(What to produce): No pictures, nothing altered: return the data below.

(Document content entries)
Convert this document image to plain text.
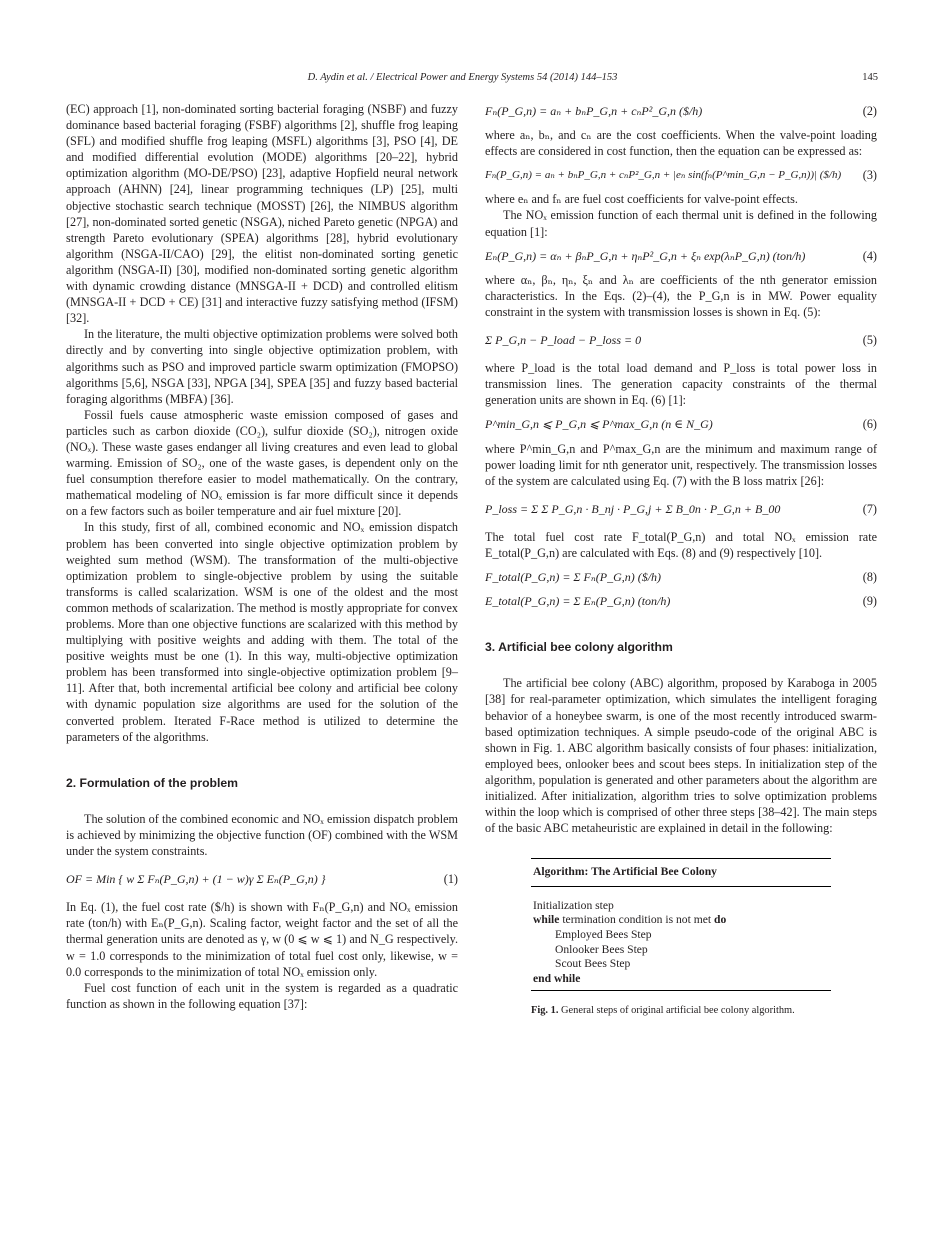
D. Aydin et al. / Electrical Power and Energy Systems 54 (2014) 144–153	145

(EC) approach [1], non-dominated sorting bacterial foraging (NSBF) and fuzzy dominance based bacterial foraging (FSBF) algorithms [2], shuffle frog leaping (SFL) and modified shuffle frog leaping (MSFL) algorithms [3], PSO [4], DE and modified differential evolution (MODE) algorithms [20–22], hybrid optimization algorithm (MO-DE/PSO) [23], adaptive Hopfield neural network approach (AHNN) [24], linear programming techniques (LP) [25], multi objective stochastic search technique (MOSST) [26], the NIMBUS algorithm [27], non-dominated sorted genetic (NSGA), niched Pareto genetic (NPGA) and strength Pareto evolutionary (SPEA) algorithms [28], hybrid evolutionary algorithm (NSGA-II/CAO) [29], the elitist non-dominated sorting genetic algorithm (NSGA-II) [30], modified non-dominated sorting genetic algorithm with dynamic crowding distance (MNSGA-II + DCD) and controlled elitism (MNSGA-II + DCD + CE) [31] and interactive fuzzy satisfying method (IFSM) [32].

In the literature, the multi objective optimization problems were solved both directly and by converting into single objective optimization problem, with algorithms such as PSO and improved particle swarm optimization (FMOPSO) algorithms [5,6], NSGA [33], NPGA [34], SPEA [35] and fuzzy based bacterial foraging algorithms (MBFA) [36].

Fossil fuels cause atmospheric waste emission composed of gases and particles such as carbon dioxide (CO₂), sulfur dioxide (SO₂), nitrogen oxide (NOₓ). These waste gases endanger all living creatures and even lead to global warming. Emission of SO₂, one of the waste gases, is dependent only on the fuel consumption therefore easier to model mathematically. On the contrary, mathematical modeling of NOₓ emission is far more difficult since it depends on a few factors such as boiler temperature and air fuel mixture [20].

In this study, first of all, combined economic and NOₓ emission dispatch problem has been converted into single objective optimization problem by weighted sum method (WSM). The transformation of the multi-objective optimization problem to single-objective problem by using the suitable transforms is called scalarization. WSM is one of the oldest and the most common methods of scalarization. The method is mostly appropriate for convex problems. More than one objective functions are scalarized with this method by multiplying with positive weights and adding with them. The total of the positive weights must be one (1). In this way, multi-objective optimization problem has been transformed into single-objective optimization problem [9–11]. After that, both incremental artificial bee colony and artificial bee colony with dynamic population size algorithms are used for the solution of the converted problem. Iterated F-Race method is utilized to determine the parameters of the algorithms.

2. Formulation of the problem

The solution of the combined economic and NOₓ emission dispatch problem is achieved by minimizing the objective function (OF) combined with the WSM under the system constraints.

OF = Min { w Σ Fₙ(P_G,n) + (1 − w)γ Σ Eₙ(P_G,n) }	(1)

In Eq. (1), the fuel cost rate ($/h) is shown with Fₙ(P_G,n) and NOₓ emission rate (ton/h) with Eₙ(P_G,n). Scaling factor, weight factor and the set of all the thermal generation units are denoted as γ, w (0 ⩽ w ⩽ 1) and N_G respectively. w = 1.0 corresponds to the minimization of total fuel cost only, likewise, w = 0.0 corresponds to the minimization of total NOₓ emission only.

Fuel cost function of each unit in the system is regarded as a quadratic function as shown in the following equation [37]:

Fₙ(P_G,n) = aₙ + bₙP_G,n + cₙP²_G,n ($/h)	(2)

where aₙ, bₙ, and cₙ are the cost coefficients. When the valve-point loading effects are considered in cost function, then the equation can be expressed as:

Fₙ(P_G,n) = aₙ + bₙP_G,n + cₙP²_G,n + |eₙ sin(fₙ(P^min_G,n − P_G,n))| ($/h) (3)

where eₙ and fₙ are fuel cost coefficients for valve-point effects.

The NOₓ emission function of each thermal unit is defined in the following equation [1]:

Eₙ(P_G,n) = αₙ + βₙP_G,n + ηₙP²_G,n + ξₙ exp(λₙP_G,n) (ton/h)	(4)

where αₙ, βₙ, ηₙ, ξₙ and λₙ are coefficients of the nth generator emission characteristics. In the Eqs. (2)–(4), the P_G,n is in MW. Power equality constraint in the system with transmission losses is shown in Eq. (5):

Σ P_G,n − P_load − P_loss = 0	(5)

where P_load is the total load demand and P_loss is total power loss in transmission lines. The generation capacity constraints of the thermal generation units are shown in Eq. (6) [1]:

P^min_G,n ⩽ P_G,n ⩽ P^max_G,n (n ∈ N_G)	(6)

where P^min_G,n and P^max_G,n are the minimum and maximum range of power loading limit for nth generator unit, respectively. The transmission losses of the system are calculated using Eq. (7) with the B loss matrix [26]:

P_loss = Σ Σ P_G,n · B_nj · P_G,j + Σ B_0n · P_G,n + B_00	(7)

The total fuel cost rate F_total(P_G,n) and total NOₓ emission rate E_total(P_G,n) are calculated with Eqs. (8) and (9) respectively [10].

F_total(P_G,n) = Σ Fₙ(P_G,n) ($/h)	(8)
E_total(P_G,n) = Σ Eₙ(P_G,n) (ton/h)	(9)
3. Artificial bee colony algorithm

The artificial bee colony (ABC) algorithm, proposed by Karaboga in 2005 [38] for real-parameter optimization, which simulates the intelligent foraging behavior of a honeybee swarm, is one of the most recently introduced swarm-based optimization techniques. A simple pseudo-code of the original ABC is shown in Fig. 1. ABC algorithm basically consists of four phases: initialization, employed bees, onlooker bees and scout bees steps. In initialization step of the algorithm, population is generated and other parameters about the algorithm are initialized. After initialization, algorithm tries to solve optimization problems within the loop which is comprised of other three steps [38–42]. The main steps of the basic ABC metaheuristic are explained in detail in the following:

Algorithm: The Artificial Bee Colony
Initialization step
while termination condition is not met do
Employed Bees Step
Onlooker Bees Step
Scout Bees Step
end while
Fig. 1. General steps of original artificial bee colony algorithm.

(Completed task):
Convert this document image to plain text.
D. Aydin et al. / Electrical Power and Energy Systems 54 (2014) 144–153	145

(EC) approach [1], non-dominated sorting bacterial foraging (NSBF) and fuzzy dominance based bacterial foraging (FSBF) algorithms [2], shuffle frog leaping (SFL) and modified shuffle frog leaping (MSFL) algorithms [3], PSO [4], DE and modified differential evolution (MODE) algorithms [20–22], hybrid optimization algorithm (MO-DE/PSO) [23], adaptive Hopfield neural network approach (AHNN) [24], linear programming techniques (LP) [25], multi objective stochastic search technique (MOSST) [26], the NIMBUS algorithm [27], non-dominated sorted genetic (NSGA), niched Pareto genetic (NPGA) and strength Pareto evolutionary (SPEA) algorithms [28], hybrid evolutionary algorithm (NSGA-II/CAO) [29], the elitist non-dominated sorting genetic algorithm (NSGA-II) [30], modified non-dominated sorting genetic algorithm with dynamic crowding distance (MNSGA-II + DCD) and controlled elitism (MNSGA-II + DCD + CE) [31] and interactive fuzzy satisfying method (IFSM) [32].

In the literature, the multi objective optimization problems were solved both directly and by converting into single objective optimization problem, with algorithms such as PSO and improved particle swarm optimization (FMOPSO) algorithms [5,6], NSGA [33], NPGA [34], SPEA [35] and fuzzy based bacterial foraging algorithms (MBFA) [36].

Fossil fuels cause atmospheric waste emission composed of gases and particles such as carbon dioxide (CO₂), sulfur dioxide (SO₂), nitrogen oxide (NOₓ). These waste gases endanger all living creatures and even lead to global warming. Emission of SO₂, one of the waste gases, is dependent only on the fuel consumption therefore easier to model mathematically. On the contrary, mathematical modeling of NOₓ emission is far more difficult since it depends on a few factors such as boiler temperature and air fuel mixture [20].

In this study, first of all, combined economic and NOₓ emission dispatch problem has been converted into single objective optimization problem by weighted sum method (WSM). The transformation of the multi-objective optimization problem to single-objective problem by using the suitable transforms is called scalarization. WSM is one of the oldest and the most common methods of scalarization. The method is mostly appropriate for convex problems. More than one objective functions are scalarized with this method by multiplying with positive weights and adding with them. The total of the positive weights must be one (1). In this way, multi-objective optimization problem has been transformed into single-objective optimization problem [9–11]. After that, both incremental artificial bee colony and artificial bee colony with dynamic population size algorithms are used for the solution of the converted problem. Iterated F-Race method is utilized to determine the parameters of the algorithms.

2. Formulation of the problem

The solution of the combined economic and NOₓ emission dispatch problem is achieved by minimizing the objective function (OF) combined with the WSM under the system constraints.

OF = Min { w Σ Fₙ(P_G,n) + (1 − w)γ Σ Eₙ(P_G,n) }	(1)

In Eq. (1), the fuel cost rate ($/h) is shown with Fₙ(P_G,n) and NOₓ emission rate (ton/h) with Eₙ(P_G,n). Scaling factor, weight factor and the set of all the thermal generation units are denoted as γ, w (0 ⩽ w ⩽ 1) and N_G respectively. w = 1.0 corresponds to the minimization of total fuel cost only, likewise, w = 0.0 corresponds to the minimization of total NOₓ emission only.

Fuel cost function of each unit in the system is regarded as a quadratic function as shown in the following equation [37]:

Fₙ(P_G,n) = aₙ + bₙP_G,n + cₙP²_G,n ($/h)	(2)

where aₙ, bₙ, and cₙ are the cost coefficients. When the valve-point loading effects are considered in cost function, then the equation can be expressed as:

Fₙ(P_G,n) = aₙ + bₙP_G,n + cₙP²_G,n + |eₙ sin(fₙ(P^min_G,n − P_G,n))| ($/h) (3)

where eₙ and fₙ are fuel cost coefficients for valve-point effects.

The NOₓ emission function of each thermal unit is defined in the following equation [1]:

Eₙ(P_G,n) = αₙ + βₙP_G,n + ηₙP²_G,n + ξₙ exp(λₙP_G,n) (ton/h)	(4)

where αₙ, βₙ, ηₙ, ξₙ and λₙ are coefficients of the nth generator emission characteristics. In the Eqs. (2)–(4), the P_G,n is in MW. Power equality constraint in the system with transmission losses is shown in Eq. (5):

Σ P_G,n − P_load − P_loss = 0	(5)

where P_load is the total load demand and P_loss is total power loss in transmission lines. The generation capacity constraints of the thermal generation units are shown in Eq. (6) [1]:

P^min_G,n ⩽ P_G,n ⩽ P^max_G,n (n ∈ N_G)	(6)

where P^min_G,n and P^max_G,n are the minimum and maximum range of power loading limit for nth generator unit, respectively. The transmission losses of the system are calculated using Eq. (7) with the B loss matrix [26]:

P_loss = Σ Σ P_G,n · B_nj · P_G,j + Σ B_0n · P_G,n + B_00	(7)

The total fuel cost rate F_total(P_G,n) and total NOₓ emission rate E_total(P_G,n) are calculated with Eqs. (8) and (9) respectively [10].

F_total(P_G,n) = Σ Fₙ(P_G,n) ($/h)	(8)
E_total(P_G,n) = Σ Eₙ(P_G,n) (ton/h)	(9)
3. Artificial bee colony algorithm

The artificial bee colony (ABC) algorithm, proposed by Karaboga in 2005 [38] for real-parameter optimization, which simulates the intelligent foraging behavior of a honeybee swarm, is one of the most recently introduced swarm-based optimization techniques. A simple pseudo-code of the original ABC is shown in Fig. 1. ABC algorithm basically consists of four phases: initialization, employed bees, onlooker bees and scout bees steps. In initialization step of the algorithm, population is generated and other parameters about the algorithm are initialized. After initialization, algorithm tries to solve optimization problems within the loop which is comprised of other three steps [38–42]. The main steps of the basic ABC metaheuristic are explained in detail in the following:

Algorithm: The Artificial Bee Colony
Initialization step
while termination condition is not met do
Employed Bees Step
Onlooker Bees Step
Scout Bees Step
end while
Fig. 1. General steps of original artificial bee colony algorithm.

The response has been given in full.